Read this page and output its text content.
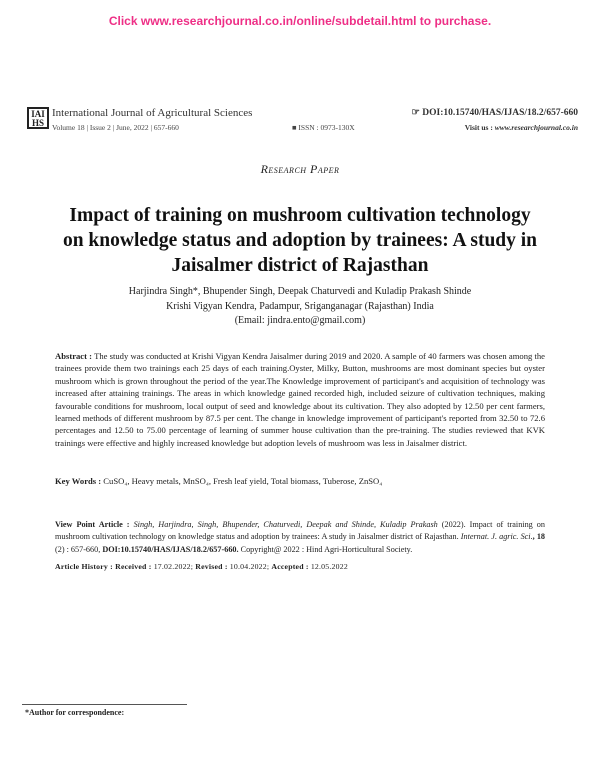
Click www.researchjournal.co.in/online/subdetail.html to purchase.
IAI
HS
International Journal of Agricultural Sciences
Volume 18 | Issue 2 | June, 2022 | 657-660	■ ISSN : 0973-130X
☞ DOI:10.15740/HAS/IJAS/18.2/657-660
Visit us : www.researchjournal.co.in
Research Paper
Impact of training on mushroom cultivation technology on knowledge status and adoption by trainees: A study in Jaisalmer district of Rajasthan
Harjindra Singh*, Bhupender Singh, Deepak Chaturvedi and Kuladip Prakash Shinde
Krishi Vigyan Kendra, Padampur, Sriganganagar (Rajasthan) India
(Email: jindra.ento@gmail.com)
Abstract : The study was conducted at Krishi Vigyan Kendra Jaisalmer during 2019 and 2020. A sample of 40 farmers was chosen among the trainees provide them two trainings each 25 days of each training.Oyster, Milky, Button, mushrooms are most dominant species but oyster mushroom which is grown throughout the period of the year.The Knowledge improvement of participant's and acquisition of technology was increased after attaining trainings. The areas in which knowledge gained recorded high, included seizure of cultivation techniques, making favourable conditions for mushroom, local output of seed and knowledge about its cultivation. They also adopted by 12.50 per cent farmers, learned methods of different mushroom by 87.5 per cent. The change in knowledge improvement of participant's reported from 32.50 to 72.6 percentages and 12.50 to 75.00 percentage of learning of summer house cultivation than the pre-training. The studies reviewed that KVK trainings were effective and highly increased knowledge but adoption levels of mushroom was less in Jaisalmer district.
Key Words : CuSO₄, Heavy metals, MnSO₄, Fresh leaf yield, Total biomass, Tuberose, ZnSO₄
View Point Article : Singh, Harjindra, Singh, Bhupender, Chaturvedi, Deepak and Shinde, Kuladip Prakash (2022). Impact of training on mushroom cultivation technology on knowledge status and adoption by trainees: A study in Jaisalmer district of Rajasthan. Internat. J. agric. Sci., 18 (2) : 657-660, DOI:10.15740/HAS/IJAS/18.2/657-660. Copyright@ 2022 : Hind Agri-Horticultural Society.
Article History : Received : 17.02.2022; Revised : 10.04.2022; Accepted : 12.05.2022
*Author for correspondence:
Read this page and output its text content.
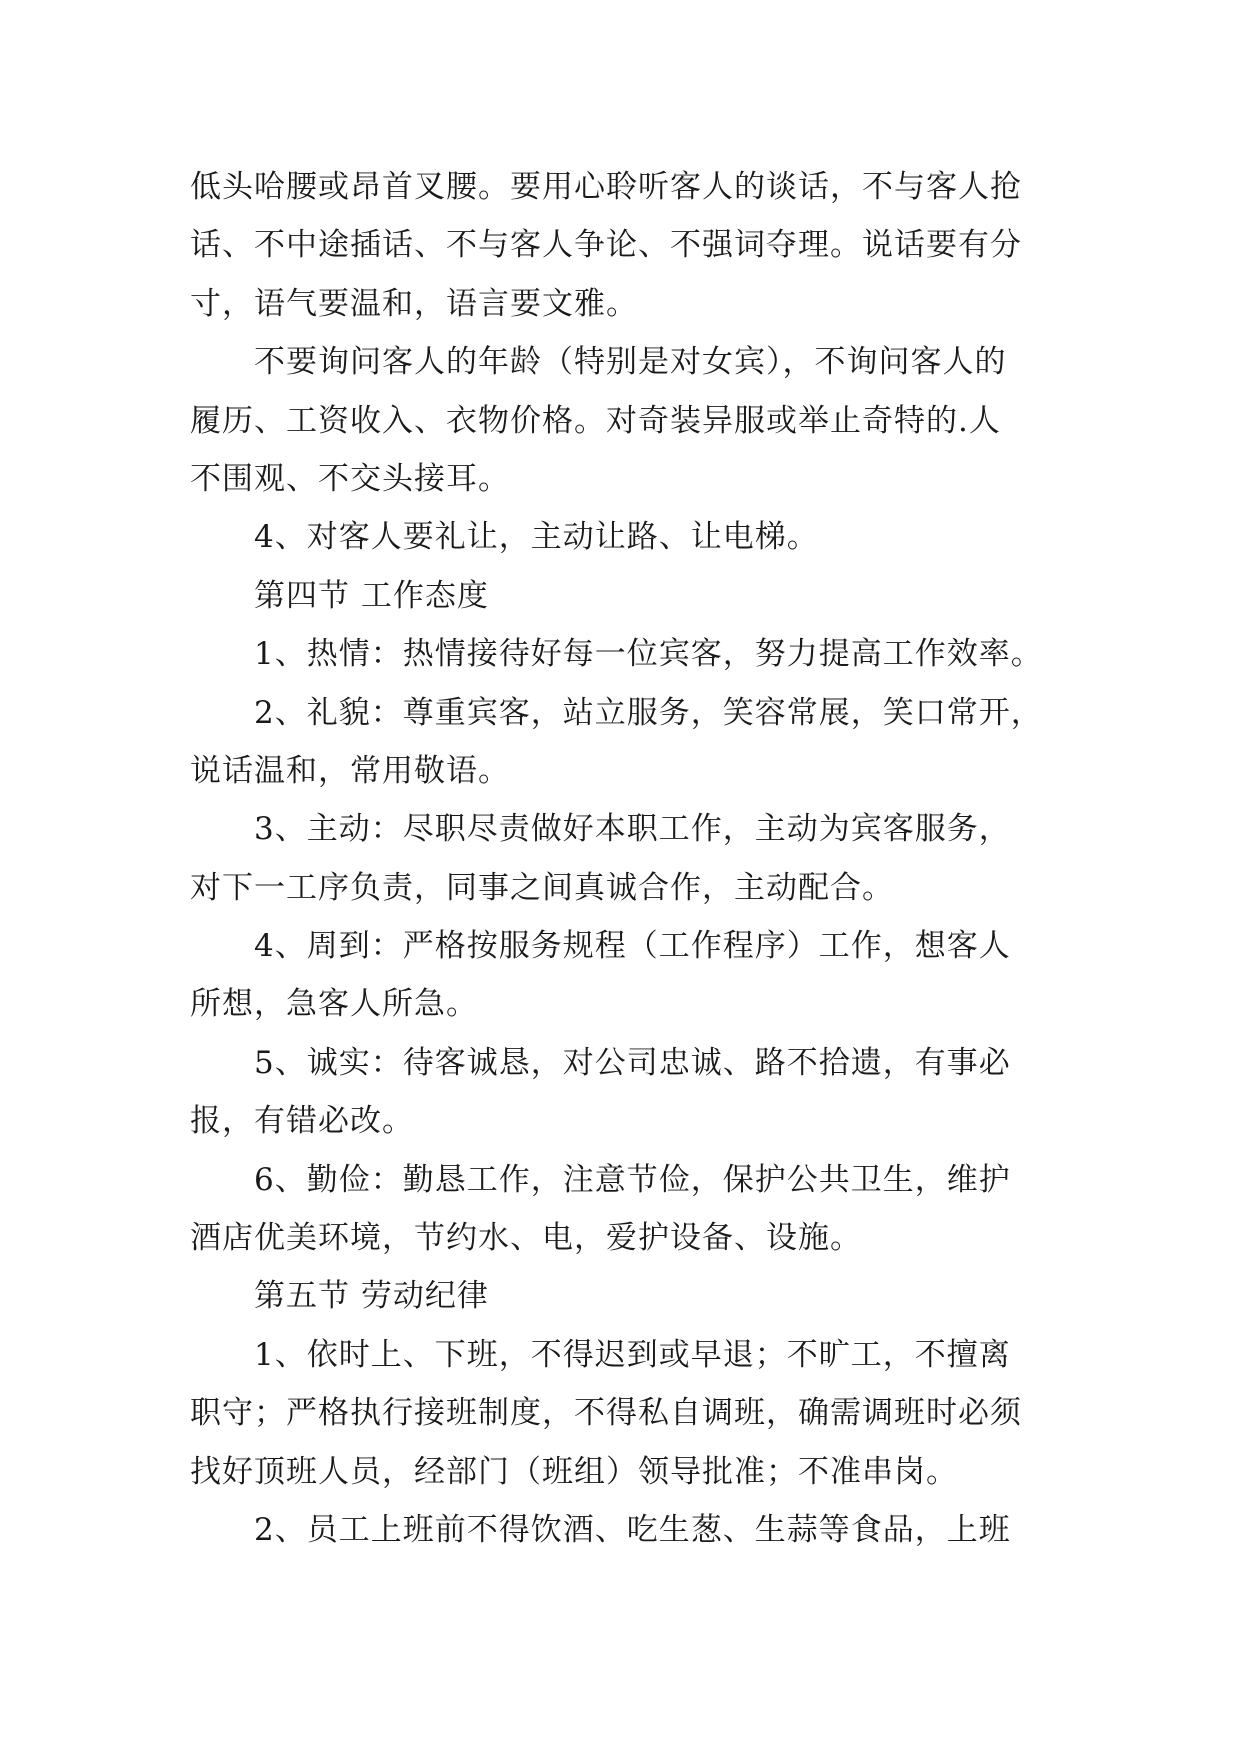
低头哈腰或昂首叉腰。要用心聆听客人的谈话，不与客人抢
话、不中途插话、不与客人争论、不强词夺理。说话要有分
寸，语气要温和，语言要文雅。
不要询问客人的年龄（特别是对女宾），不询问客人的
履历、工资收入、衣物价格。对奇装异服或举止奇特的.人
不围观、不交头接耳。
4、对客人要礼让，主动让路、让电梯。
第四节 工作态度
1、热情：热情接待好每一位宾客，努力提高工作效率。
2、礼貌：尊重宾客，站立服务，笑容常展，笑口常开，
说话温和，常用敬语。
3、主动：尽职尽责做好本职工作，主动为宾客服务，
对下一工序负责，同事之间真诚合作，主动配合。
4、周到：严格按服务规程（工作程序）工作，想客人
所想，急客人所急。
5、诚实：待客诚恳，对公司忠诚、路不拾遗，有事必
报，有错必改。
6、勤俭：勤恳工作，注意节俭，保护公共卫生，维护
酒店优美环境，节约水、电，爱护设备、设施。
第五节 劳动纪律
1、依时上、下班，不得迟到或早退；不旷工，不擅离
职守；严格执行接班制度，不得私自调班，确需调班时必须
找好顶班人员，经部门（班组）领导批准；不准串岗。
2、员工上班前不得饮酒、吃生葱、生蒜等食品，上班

════════════════════

[TASK DIRECTIONS]:
Above are records with pictures; repeat the records exactly and leave the pictures out.

[RESULT OF THIS EXERCISE]:
Read this page and output its text content.
Click www.researchjournal.co.in/online/subdetail.html to purchase.
IAI
HS
International Journal of Agricultural Sciences
Volume 18 | Issue 2 | June, 2022 | 657-660	■ ISSN : 0973-130X
☞ DOI:10.15740/HAS/IJAS/18.2/657-660
Visit us : www.researchjournal.co.in
Research Paper
Impact of training on mushroom cultivation technology on knowledge status and adoption by trainees: A study in Jaisalmer district of Rajasthan
Harjindra Singh*, Bhupender Singh, Deepak Chaturvedi and Kuladip Prakash Shinde
Krishi Vigyan Kendra, Padampur, Sriganganagar (Rajasthan) India
(Email: jindra.ento@gmail.com)
Abstract : The study was conducted at Krishi Vigyan Kendra Jaisalmer during 2019 and 2020. A sample of 40 farmers was chosen among the trainees provide them two trainings each 25 days of each training.Oyster, Milky, Button, mushrooms are most dominant species but oyster mushroom which is grown throughout the period of the year.The Knowledge improvement of participant's and acquisition of technology was increased after attaining trainings. The areas in which knowledge gained recorded high, included seizure of cultivation techniques, making favourable conditions for mushroom, local output of seed and knowledge about its cultivation. They also adopted by 12.50 per cent farmers, learned methods of different mushroom by 87.5 per cent. The change in knowledge improvement of participant's reported from 32.50 to 72.6 percentages and 12.50 to 75.00 percentage of learning of summer house cultivation than the pre-training. The studies reviewed that KVK trainings were effective and highly increased knowledge but adoption levels of mushroom was less in Jaisalmer district.
Key Words : CuSO₄, Heavy metals, MnSO₄, Fresh leaf yield, Total biomass, Tuberose, ZnSO₄
View Point Article : Singh, Harjindra, Singh, Bhupender, Chaturvedi, Deepak and Shinde, Kuladip Prakash (2022). Impact of training on mushroom cultivation technology on knowledge status and adoption by trainees: A study in Jaisalmer district of Rajasthan. Internat. J. agric. Sci., 18 (2) : 657-660, DOI:10.15740/HAS/IJAS/18.2/657-660. Copyright@ 2022 : Hind Agri-Horticultural Society.
Article History : Received : 17.02.2022; Revised : 10.04.2022; Accepted : 12.05.2022
*Author for correspondence:
Read this page and output its text content.
低头哈腰或昂首叉腰。要用心聆听客人的谈话，不与客人抢
话、不中途插话、不与客人争论、不强词夺理。说话要有分
寸，语气要温和，语言要文雅。
不要询问客人的年龄（特别是对女宾），不询问客人的
履历、工资收入、衣物价格。对奇装异服或举止奇特的.人
不围观、不交头接耳。
4、对客人要礼让，主动让路、让电梯。
第四节 工作态度
1、热情：热情接待好每一位宾客，努力提高工作效率。
2、礼貌：尊重宾客，站立服务，笑容常展，笑口常开，
说话温和，常用敬语。
3、主动：尽职尽责做好本职工作，主动为宾客服务，
对下一工序负责，同事之间真诚合作，主动配合。
4、周到：严格按服务规程（工作程序）工作，想客人
所想，急客人所急。
5、诚实：待客诚恳，对公司忠诚、路不拾遗，有事必
报，有错必改。
6、勤俭：勤恳工作，注意节俭，保护公共卫生，维护
酒店优美环境，节约水、电，爱护设备、设施。
第五节 劳动纪律
1、依时上、下班，不得迟到或早退；不旷工，不擅离
职守；严格执行接班制度，不得私自调班，确需调班时必须
找好顶班人员，经部门（班组）领导批准；不准串岗。
2、员工上班前不得饮酒、吃生葱、生蒜等食品，上班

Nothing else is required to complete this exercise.